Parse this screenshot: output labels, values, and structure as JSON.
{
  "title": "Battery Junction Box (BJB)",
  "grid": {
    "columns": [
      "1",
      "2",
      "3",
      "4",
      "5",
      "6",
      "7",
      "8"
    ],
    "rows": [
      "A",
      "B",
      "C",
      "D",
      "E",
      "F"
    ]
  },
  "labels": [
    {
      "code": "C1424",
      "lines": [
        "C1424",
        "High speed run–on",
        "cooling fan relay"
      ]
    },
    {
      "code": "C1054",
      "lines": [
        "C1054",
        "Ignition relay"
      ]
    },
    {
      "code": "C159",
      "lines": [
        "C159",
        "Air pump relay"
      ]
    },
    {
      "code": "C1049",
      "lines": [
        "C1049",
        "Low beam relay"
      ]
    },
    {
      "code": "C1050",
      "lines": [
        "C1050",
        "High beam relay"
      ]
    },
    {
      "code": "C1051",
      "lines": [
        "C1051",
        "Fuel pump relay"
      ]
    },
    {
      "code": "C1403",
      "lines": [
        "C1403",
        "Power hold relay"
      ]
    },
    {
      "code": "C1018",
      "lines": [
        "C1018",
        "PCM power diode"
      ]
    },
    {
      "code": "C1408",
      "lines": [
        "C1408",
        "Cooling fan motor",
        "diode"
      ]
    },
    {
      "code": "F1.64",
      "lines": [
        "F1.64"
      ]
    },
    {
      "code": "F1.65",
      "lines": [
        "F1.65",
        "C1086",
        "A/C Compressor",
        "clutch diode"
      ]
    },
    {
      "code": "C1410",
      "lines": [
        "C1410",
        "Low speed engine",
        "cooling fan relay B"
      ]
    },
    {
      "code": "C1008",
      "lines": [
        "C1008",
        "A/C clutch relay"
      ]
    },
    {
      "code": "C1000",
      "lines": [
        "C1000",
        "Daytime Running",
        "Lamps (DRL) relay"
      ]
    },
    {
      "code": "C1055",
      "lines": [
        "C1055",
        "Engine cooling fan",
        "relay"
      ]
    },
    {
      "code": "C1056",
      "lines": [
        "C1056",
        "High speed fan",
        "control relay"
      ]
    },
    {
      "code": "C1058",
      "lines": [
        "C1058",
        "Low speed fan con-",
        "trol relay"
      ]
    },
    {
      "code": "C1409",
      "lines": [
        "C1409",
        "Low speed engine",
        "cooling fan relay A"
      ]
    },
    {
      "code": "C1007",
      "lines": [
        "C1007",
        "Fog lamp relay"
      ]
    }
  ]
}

Task goal: Reproduce all the records precisely.

Task answer:
Parse this screenshot: output labels, values, and structure as JSON.
{
  "title": "Battery Junction Box (BJB)",
  "grid": {
    "columns": [
      "1",
      "2",
      "3",
      "4",
      "5",
      "6",
      "7",
      "8"
    ],
    "rows": [
      "A",
      "B",
      "C",
      "D",
      "E",
      "F"
    ]
  },
  "labels": [
    {
      "code": "C1424",
      "lines": [
        "C1424",
        "High speed run–on",
        "cooling fan relay"
      ]
    },
    {
      "code": "C1054",
      "lines": [
        "C1054",
        "Ignition relay"
      ]
    },
    {
      "code": "C159",
      "lines": [
        "C159",
        "Air pump relay"
      ]
    },
    {
      "code": "C1049",
      "lines": [
        "C1049",
        "Low beam relay"
      ]
    },
    {
      "code": "C1050",
      "lines": [
        "C1050",
        "High beam relay"
      ]
    },
    {
      "code": "C1051",
      "lines": [
        "C1051",
        "Fuel pump relay"
      ]
    },
    {
      "code": "C1403",
      "lines": [
        "C1403",
        "Power hold relay"
      ]
    },
    {
      "code": "C1018",
      "lines": [
        "C1018",
        "PCM power diode"
      ]
    },
    {
      "code": "C1408",
      "lines": [
        "C1408",
        "Cooling fan motor",
        "diode"
      ]
    },
    {
      "code": "F1.64",
      "lines": [
        "F1.64"
      ]
    },
    {
      "code": "F1.65",
      "lines": [
        "F1.65",
        "C1086",
        "A/C Compressor",
        "clutch diode"
      ]
    },
    {
      "code": "C1410",
      "lines": [
        "C1410",
        "Low speed engine",
        "cooling fan relay B"
      ]
    },
    {
      "code": "C1008",
      "lines": [
        "C1008",
        "A/C clutch relay"
      ]
    },
    {
      "code": "C1000",
      "lines": [
        "C1000",
        "Daytime Running",
        "Lamps (DRL) relay"
      ]
    },
    {
      "code": "C1055",
      "lines": [
        "C1055",
        "Engine cooling fan",
        "relay"
      ]
    },
    {
      "code": "C1056",
      "lines": [
        "C1056",
        "High speed fan",
        "control relay"
      ]
    },
    {
      "code": "C1058",
      "lines": [
        "C1058",
        "Low speed fan con-",
        "trol relay"
      ]
    },
    {
      "code": "C1409",
      "lines": [
        "C1409",
        "Low speed engine",
        "cooling fan relay A"
      ]
    },
    {
      "code": "C1007",
      "lines": [
        "C1007",
        "Fog lamp relay"
      ]
    }
  ]
}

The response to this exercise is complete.